| The exercise |
Answer with a number only: how many lines of the data contain "xlabel"?

[Begin Listed records]

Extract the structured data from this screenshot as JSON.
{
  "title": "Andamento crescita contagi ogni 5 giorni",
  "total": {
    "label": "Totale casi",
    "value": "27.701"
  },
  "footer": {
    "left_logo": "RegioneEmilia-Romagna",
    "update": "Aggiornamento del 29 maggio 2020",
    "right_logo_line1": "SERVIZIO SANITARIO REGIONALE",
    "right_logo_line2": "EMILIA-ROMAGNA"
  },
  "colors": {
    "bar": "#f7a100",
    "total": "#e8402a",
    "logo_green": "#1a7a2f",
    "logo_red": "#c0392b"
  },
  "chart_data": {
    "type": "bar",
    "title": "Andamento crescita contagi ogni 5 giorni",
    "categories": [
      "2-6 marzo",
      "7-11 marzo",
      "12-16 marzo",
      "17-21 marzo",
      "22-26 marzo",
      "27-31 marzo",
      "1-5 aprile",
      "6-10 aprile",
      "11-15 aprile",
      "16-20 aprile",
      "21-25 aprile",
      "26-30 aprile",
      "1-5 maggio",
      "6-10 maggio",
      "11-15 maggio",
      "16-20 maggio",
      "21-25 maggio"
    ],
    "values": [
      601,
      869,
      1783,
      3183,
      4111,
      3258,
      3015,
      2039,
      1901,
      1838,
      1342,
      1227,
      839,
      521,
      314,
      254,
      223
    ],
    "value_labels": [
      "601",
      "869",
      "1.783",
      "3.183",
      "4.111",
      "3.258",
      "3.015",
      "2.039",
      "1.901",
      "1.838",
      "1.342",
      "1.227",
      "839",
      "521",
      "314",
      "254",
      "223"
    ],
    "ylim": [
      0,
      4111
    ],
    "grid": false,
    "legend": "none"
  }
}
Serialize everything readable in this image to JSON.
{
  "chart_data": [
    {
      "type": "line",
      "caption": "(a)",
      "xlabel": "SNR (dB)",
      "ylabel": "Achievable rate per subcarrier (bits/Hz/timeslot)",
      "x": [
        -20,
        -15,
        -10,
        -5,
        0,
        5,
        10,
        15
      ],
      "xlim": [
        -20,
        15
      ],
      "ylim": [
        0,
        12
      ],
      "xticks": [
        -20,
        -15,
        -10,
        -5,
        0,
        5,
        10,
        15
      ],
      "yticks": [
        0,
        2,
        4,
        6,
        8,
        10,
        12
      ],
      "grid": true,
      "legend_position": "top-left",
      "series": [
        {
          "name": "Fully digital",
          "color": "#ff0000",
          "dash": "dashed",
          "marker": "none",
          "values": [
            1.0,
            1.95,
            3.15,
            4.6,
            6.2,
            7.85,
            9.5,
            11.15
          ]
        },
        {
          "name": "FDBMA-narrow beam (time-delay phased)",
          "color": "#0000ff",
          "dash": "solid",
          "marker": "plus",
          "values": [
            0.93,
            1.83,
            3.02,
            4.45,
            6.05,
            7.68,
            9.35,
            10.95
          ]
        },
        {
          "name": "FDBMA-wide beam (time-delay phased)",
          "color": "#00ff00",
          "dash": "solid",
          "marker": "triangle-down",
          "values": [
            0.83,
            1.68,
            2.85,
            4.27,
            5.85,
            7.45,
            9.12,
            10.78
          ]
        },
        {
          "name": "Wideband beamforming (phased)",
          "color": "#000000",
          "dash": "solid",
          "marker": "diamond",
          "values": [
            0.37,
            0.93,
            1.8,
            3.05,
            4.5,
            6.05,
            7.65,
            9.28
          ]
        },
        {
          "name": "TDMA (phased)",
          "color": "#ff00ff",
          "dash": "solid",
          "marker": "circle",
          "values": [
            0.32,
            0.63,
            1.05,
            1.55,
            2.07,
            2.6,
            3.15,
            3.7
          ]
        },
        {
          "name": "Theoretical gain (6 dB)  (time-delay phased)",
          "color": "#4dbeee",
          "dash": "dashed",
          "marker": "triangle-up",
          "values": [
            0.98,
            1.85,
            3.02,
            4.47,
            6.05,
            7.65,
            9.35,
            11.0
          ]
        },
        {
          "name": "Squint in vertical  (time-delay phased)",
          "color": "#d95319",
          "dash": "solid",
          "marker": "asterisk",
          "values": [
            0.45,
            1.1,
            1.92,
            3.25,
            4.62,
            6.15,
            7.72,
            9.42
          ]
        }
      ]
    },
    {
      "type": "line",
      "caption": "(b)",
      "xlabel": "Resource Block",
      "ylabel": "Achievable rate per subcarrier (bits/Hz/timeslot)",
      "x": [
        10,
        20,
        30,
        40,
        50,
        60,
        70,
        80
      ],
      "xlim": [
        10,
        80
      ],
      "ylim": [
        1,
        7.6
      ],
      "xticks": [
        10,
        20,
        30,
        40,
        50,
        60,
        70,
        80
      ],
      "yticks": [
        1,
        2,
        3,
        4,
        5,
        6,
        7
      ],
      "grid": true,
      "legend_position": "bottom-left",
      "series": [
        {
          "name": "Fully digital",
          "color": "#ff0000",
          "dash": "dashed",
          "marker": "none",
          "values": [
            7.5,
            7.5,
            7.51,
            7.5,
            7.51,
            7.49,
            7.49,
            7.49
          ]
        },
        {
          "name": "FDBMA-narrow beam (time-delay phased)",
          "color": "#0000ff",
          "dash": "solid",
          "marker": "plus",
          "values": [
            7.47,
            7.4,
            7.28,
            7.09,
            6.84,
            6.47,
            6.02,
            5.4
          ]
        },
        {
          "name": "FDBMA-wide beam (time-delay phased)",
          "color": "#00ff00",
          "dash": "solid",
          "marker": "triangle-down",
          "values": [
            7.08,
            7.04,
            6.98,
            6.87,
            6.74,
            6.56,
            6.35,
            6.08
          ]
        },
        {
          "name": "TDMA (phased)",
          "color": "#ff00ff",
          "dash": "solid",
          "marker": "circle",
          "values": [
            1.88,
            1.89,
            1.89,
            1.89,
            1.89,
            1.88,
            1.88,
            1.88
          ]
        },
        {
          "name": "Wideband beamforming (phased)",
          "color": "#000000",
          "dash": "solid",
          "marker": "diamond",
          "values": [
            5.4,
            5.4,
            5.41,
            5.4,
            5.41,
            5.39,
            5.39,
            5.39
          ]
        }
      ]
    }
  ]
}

[End Listed records]

| The output |
2